■ **Instructions for the task**
Draw out every line with the word "JSON" from the listing below.

■ **Provided records**

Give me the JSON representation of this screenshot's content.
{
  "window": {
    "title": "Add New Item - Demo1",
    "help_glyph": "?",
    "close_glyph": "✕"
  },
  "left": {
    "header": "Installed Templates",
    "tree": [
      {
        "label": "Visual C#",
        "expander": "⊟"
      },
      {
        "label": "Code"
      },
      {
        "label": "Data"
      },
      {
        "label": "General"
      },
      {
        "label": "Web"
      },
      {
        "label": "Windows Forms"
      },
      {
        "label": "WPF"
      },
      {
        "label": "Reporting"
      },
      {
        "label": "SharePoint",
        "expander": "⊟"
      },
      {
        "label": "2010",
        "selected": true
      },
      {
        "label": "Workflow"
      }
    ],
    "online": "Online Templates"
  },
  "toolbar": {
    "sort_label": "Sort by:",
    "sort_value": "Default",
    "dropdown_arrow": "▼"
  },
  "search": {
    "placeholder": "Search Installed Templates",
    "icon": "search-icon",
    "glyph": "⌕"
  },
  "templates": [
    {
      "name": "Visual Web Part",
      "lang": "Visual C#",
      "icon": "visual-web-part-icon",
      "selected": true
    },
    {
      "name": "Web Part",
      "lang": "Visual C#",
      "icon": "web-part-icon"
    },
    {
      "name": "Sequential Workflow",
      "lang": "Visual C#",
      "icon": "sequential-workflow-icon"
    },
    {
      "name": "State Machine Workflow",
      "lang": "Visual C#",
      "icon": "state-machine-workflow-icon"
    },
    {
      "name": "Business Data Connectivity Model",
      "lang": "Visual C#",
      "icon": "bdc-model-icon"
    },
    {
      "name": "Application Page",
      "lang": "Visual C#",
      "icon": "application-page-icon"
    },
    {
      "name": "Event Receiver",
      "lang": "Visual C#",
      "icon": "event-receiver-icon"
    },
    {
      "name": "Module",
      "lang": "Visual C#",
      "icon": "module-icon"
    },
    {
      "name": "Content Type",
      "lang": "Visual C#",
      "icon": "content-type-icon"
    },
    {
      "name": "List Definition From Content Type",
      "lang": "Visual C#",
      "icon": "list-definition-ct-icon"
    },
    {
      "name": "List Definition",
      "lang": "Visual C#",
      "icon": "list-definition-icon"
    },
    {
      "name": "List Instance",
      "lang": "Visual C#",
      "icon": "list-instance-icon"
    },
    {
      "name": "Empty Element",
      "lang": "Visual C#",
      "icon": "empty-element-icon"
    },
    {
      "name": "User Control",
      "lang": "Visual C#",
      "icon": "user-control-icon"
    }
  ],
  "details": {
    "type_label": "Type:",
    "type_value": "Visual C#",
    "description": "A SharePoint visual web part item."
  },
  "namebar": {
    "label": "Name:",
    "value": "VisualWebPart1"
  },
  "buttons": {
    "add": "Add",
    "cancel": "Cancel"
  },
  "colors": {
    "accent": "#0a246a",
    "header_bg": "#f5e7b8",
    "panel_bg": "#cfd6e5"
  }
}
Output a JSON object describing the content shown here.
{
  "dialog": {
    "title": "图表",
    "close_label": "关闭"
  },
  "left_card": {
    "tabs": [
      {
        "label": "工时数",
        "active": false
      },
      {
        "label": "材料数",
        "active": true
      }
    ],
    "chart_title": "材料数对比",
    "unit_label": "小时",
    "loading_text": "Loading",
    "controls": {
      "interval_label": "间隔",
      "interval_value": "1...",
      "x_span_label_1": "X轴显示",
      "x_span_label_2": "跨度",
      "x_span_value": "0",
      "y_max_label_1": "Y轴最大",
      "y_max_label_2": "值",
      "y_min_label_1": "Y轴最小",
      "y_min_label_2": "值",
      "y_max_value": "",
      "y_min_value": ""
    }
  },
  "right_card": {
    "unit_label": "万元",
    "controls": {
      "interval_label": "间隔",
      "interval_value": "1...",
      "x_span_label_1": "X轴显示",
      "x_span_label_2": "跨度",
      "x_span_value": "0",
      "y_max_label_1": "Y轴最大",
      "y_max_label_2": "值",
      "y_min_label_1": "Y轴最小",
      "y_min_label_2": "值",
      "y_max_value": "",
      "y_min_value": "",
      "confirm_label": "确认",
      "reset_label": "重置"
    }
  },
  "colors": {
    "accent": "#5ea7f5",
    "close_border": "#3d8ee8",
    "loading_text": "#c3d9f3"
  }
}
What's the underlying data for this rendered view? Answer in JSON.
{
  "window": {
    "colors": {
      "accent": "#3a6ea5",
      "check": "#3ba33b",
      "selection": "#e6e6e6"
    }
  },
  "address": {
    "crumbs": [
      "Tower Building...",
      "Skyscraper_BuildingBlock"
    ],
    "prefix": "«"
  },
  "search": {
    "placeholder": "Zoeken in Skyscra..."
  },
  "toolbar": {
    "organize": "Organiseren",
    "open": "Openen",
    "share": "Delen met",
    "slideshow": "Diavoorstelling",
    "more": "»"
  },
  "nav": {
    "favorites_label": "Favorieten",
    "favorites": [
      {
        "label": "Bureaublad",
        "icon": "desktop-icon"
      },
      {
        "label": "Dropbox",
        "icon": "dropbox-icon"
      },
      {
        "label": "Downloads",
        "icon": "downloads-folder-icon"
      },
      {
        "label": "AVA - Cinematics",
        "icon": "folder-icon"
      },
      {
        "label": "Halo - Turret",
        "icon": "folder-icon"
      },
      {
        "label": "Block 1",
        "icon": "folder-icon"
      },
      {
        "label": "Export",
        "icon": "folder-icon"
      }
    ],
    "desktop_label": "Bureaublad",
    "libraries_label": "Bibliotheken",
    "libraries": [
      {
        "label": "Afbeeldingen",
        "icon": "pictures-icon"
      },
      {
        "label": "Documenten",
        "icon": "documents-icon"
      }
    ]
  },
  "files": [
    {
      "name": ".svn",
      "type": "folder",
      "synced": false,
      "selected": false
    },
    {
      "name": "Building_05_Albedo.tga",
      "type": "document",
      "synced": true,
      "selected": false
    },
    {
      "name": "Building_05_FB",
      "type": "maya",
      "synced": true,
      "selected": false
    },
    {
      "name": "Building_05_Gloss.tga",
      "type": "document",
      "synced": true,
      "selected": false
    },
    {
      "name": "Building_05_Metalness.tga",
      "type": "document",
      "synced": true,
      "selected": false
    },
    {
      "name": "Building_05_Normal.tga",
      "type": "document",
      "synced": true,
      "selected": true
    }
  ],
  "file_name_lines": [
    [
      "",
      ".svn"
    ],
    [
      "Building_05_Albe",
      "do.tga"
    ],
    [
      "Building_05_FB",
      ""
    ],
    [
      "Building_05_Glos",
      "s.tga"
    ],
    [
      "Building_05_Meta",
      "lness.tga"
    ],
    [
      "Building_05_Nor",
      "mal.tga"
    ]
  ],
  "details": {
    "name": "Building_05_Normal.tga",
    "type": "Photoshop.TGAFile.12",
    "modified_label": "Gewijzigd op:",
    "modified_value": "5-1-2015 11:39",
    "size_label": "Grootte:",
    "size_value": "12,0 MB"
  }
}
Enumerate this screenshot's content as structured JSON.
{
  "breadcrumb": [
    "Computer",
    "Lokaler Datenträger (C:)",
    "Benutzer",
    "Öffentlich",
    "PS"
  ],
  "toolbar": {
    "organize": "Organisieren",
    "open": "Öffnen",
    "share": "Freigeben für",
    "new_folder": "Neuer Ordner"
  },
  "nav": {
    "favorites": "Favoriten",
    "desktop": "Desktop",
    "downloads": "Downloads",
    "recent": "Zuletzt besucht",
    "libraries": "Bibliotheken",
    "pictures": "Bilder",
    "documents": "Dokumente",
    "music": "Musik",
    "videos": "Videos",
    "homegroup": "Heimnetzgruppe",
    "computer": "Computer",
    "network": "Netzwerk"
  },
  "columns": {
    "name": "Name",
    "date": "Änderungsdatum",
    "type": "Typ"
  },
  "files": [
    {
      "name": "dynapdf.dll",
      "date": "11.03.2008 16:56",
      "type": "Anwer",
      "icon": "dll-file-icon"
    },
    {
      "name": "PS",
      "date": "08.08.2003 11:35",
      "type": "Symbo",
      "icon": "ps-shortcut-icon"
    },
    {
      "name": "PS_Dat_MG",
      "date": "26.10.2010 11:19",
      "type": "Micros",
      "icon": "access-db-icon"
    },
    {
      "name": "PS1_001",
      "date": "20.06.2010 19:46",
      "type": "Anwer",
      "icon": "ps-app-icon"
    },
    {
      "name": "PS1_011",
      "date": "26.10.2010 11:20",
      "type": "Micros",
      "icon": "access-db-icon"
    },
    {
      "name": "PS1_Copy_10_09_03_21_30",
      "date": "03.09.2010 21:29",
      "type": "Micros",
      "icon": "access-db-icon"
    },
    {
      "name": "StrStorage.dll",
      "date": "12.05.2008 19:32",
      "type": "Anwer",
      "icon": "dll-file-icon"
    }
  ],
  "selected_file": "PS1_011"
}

■ **Completed exercise**
Give me the JSON representation of this screenshot's content.
Output a JSON object describing the content shown here.
What's the underlying data for this rendered view? Answer in JSON.
Enumerate this screenshot's content as structured JSON.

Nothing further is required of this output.